— What you are asked to do —
Copy out each line containing "style" from the entries below.

— Records provided —
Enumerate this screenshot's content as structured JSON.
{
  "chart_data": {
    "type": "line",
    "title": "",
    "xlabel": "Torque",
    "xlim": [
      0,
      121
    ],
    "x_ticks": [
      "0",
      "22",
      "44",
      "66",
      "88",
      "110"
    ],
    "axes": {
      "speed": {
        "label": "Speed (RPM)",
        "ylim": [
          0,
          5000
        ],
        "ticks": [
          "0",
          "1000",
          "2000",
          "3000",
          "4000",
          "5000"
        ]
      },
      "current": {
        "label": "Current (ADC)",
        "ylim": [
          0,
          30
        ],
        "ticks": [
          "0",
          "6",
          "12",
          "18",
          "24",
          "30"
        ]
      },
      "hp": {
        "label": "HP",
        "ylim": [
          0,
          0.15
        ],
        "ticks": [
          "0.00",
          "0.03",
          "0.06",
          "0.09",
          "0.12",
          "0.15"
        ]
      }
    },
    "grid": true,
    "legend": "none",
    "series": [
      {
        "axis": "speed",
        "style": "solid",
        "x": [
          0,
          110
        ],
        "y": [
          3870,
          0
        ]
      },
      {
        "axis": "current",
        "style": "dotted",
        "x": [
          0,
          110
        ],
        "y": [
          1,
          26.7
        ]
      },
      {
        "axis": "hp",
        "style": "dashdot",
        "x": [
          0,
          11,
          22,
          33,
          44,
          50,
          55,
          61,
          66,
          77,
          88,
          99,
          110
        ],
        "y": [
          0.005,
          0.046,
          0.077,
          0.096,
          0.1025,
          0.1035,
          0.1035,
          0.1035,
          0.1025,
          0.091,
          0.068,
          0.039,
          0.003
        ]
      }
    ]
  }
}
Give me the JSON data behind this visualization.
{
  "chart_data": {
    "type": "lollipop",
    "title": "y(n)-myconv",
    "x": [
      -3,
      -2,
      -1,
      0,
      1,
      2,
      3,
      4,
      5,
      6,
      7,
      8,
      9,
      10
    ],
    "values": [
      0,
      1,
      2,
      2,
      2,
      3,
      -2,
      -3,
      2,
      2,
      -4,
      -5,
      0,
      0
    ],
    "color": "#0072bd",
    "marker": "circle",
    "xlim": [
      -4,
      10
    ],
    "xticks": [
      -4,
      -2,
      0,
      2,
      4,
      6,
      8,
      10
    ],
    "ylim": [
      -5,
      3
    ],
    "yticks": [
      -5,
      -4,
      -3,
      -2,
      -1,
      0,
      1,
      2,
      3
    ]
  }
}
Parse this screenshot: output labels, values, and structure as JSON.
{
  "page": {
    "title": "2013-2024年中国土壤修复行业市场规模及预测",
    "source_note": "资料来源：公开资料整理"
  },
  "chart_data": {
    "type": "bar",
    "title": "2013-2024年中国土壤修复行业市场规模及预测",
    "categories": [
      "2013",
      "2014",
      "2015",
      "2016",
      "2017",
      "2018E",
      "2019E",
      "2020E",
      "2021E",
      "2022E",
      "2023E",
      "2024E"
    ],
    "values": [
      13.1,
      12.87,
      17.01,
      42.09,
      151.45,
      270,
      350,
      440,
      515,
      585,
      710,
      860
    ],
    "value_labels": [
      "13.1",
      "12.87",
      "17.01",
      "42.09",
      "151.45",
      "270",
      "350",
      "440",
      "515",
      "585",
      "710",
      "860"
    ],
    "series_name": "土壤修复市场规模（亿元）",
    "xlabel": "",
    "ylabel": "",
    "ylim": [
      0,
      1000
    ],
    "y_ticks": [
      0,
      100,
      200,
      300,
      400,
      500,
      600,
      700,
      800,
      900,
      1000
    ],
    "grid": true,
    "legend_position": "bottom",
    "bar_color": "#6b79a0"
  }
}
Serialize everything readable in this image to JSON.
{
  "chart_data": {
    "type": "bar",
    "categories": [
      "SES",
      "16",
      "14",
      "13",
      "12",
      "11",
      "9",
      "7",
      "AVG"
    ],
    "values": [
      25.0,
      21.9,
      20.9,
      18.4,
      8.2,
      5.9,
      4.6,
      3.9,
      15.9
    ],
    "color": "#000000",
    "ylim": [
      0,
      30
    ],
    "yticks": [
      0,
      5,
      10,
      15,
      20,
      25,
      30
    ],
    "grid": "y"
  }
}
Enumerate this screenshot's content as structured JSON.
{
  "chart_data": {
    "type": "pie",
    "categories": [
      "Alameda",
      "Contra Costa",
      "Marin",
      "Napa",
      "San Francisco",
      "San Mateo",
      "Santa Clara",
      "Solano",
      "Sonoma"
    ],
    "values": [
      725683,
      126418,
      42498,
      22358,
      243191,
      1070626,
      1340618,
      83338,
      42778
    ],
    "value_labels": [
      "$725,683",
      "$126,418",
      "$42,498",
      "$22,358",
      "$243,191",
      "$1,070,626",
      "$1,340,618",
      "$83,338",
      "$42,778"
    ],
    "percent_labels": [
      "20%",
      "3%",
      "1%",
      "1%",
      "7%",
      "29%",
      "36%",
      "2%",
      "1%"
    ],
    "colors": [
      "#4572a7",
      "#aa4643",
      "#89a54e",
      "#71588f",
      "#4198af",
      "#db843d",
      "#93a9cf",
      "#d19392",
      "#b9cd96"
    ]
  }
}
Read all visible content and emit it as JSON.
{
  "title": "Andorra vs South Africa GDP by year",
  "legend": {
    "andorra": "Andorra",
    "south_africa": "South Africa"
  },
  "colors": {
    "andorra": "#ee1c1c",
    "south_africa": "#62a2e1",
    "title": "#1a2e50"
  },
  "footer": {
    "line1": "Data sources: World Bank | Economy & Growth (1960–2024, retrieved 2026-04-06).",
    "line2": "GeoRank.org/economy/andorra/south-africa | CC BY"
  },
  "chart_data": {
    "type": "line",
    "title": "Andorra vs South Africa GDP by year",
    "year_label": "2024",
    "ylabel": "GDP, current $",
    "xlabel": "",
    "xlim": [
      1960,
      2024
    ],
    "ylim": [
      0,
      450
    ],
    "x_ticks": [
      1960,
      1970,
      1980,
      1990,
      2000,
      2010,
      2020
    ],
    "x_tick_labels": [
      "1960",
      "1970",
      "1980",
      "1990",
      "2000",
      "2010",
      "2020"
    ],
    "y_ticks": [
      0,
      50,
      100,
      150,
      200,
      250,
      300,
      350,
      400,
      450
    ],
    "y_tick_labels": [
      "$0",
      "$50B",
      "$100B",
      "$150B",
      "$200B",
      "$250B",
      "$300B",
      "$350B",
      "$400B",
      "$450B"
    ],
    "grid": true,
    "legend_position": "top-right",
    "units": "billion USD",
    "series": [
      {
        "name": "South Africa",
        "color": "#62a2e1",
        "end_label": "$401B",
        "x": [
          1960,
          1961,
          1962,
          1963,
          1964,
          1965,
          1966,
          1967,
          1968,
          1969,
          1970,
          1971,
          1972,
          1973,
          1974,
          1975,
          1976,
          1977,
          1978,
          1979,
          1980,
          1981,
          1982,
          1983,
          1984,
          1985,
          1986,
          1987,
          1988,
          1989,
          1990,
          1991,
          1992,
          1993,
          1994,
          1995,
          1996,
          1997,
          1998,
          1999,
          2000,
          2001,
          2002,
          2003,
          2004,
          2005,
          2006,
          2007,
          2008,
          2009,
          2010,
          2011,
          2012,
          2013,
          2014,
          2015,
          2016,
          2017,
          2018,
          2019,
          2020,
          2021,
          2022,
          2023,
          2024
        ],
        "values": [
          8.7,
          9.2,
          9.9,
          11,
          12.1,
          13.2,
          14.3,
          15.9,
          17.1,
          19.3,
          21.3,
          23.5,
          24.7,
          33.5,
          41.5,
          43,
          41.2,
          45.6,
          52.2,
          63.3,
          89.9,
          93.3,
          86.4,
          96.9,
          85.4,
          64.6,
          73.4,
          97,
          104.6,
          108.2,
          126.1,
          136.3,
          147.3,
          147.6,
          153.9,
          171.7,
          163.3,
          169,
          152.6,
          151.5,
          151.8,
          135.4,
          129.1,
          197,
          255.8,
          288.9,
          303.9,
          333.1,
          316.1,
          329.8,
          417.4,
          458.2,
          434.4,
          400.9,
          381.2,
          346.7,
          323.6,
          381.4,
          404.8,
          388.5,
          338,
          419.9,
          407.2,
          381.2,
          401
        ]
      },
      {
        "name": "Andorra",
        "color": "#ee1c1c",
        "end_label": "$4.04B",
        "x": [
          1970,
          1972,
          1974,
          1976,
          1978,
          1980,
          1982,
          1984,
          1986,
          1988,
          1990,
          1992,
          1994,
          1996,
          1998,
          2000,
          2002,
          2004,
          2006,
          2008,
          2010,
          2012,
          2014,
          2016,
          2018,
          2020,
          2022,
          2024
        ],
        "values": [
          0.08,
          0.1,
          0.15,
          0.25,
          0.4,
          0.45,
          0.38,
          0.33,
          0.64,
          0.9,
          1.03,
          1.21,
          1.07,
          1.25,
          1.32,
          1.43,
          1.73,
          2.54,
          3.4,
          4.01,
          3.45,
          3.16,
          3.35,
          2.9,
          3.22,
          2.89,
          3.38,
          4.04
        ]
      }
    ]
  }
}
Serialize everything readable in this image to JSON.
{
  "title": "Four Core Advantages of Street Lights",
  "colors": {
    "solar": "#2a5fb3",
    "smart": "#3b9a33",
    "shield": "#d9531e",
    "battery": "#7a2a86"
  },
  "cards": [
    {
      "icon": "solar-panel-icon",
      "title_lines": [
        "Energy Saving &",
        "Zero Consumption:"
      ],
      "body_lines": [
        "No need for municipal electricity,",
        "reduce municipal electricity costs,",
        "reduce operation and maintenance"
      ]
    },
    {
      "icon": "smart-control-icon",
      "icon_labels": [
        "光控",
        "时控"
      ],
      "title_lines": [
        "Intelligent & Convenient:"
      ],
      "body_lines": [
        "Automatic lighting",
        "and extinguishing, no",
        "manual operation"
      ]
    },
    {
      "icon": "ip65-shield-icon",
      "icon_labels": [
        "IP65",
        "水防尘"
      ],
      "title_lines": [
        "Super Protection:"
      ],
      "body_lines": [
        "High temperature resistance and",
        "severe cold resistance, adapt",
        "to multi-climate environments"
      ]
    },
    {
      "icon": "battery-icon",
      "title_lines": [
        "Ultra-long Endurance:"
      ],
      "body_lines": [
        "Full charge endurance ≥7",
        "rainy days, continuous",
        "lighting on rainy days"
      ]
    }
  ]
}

— Solution to this exercise —
        "style": "solid",
        "style": "dotted",
        "style": "dashdot",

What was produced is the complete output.